**Dataset rows**
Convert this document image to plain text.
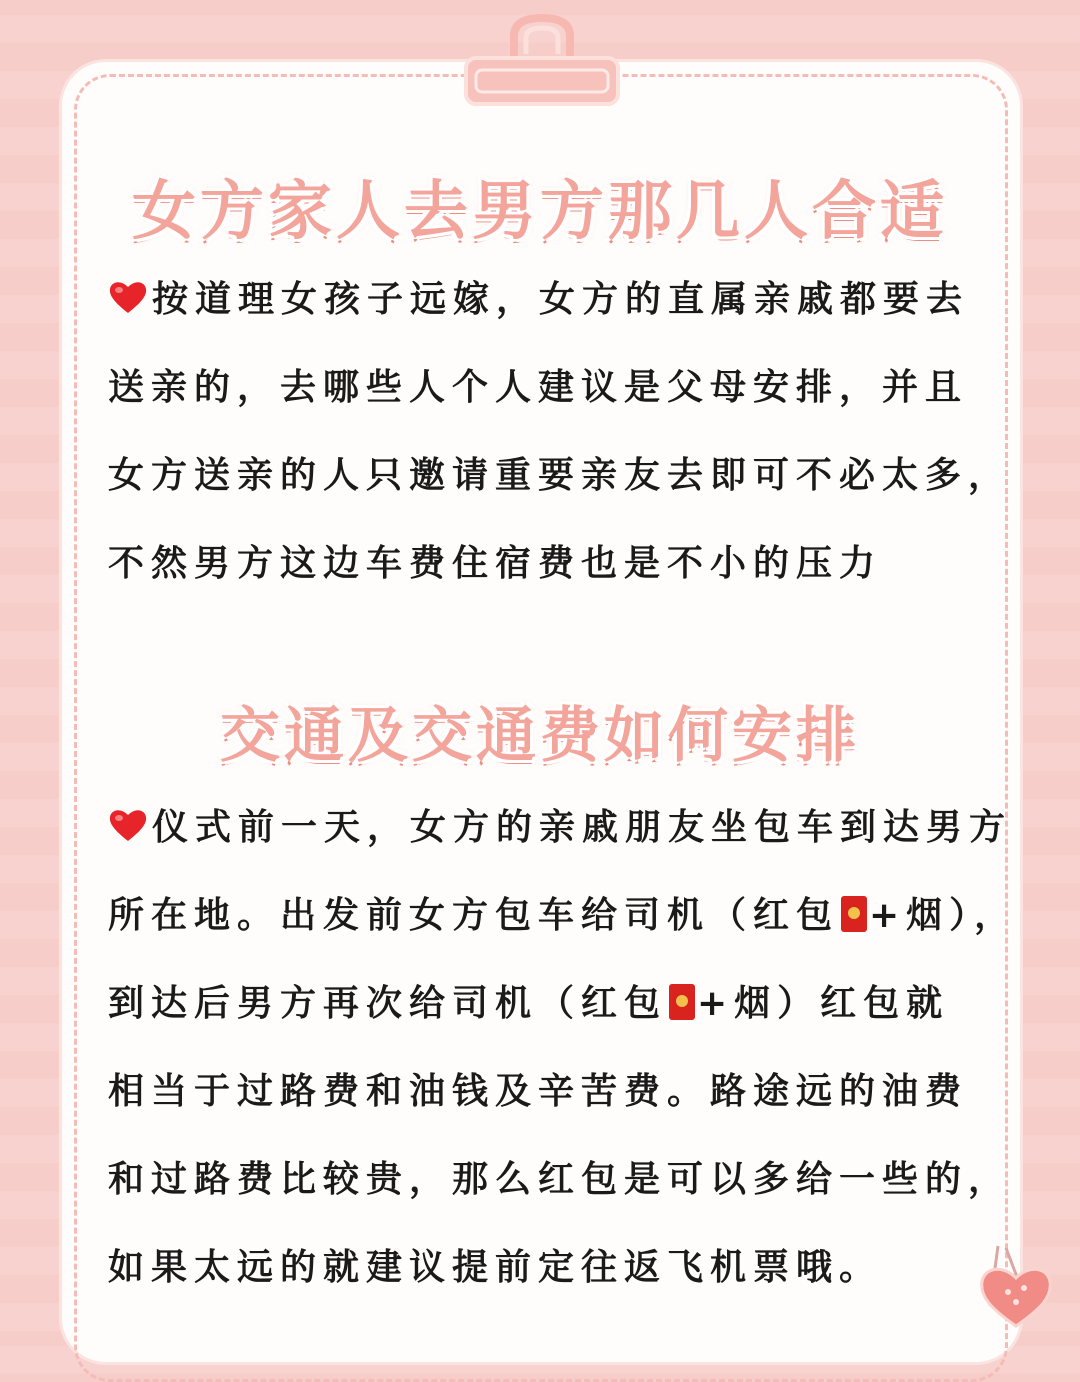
女方家人去男方那几人合适
按道理女孩子远嫁，女方的直属亲戚都要去
送亲的，去哪些人个人建议是父母安排，并且
女方送亲的人只邀请重要亲友去即可不必太多，
不然男方这边车费住宿费也是不小的压力
交通及交通费如何安排
仪式前一天，女方的亲戚朋友坐包车到达男方
所在地。出发前女方包车给司机（红包 +烟），
到达后男方再次给司机（红包 +烟）红包就
相当于过路费和油钱及辛苦费。路途远的油费
和过路费比较贵，那么红包是可以多给一些的，
如果太远的就建议提前定往返飞机票哦。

**SET EXERCISE**
Without the pictures, return all the records precisely as they stand.

**EXERCISE OUTPUT**
Convert this document image to plain text.
女方家人去男方那几人合适
按道理女孩子远嫁，女方的直属亲戚都要去
送亲的，去哪些人个人建议是父母安排，并且
女方送亲的人只邀请重要亲友去即可不必太多，
不然男方这边车费住宿费也是不小的压力
交通及交通费如何安排
仪式前一天，女方的亲戚朋友坐包车到达男方
所在地。出发前女方包车给司机（红包 +烟），
到达后男方再次给司机（红包 +烟）红包就
相当于过路费和油钱及辛苦费。路途远的油费
和过路费比较贵，那么红包是可以多给一些的，
如果太远的就建议提前定往返飞机票哦。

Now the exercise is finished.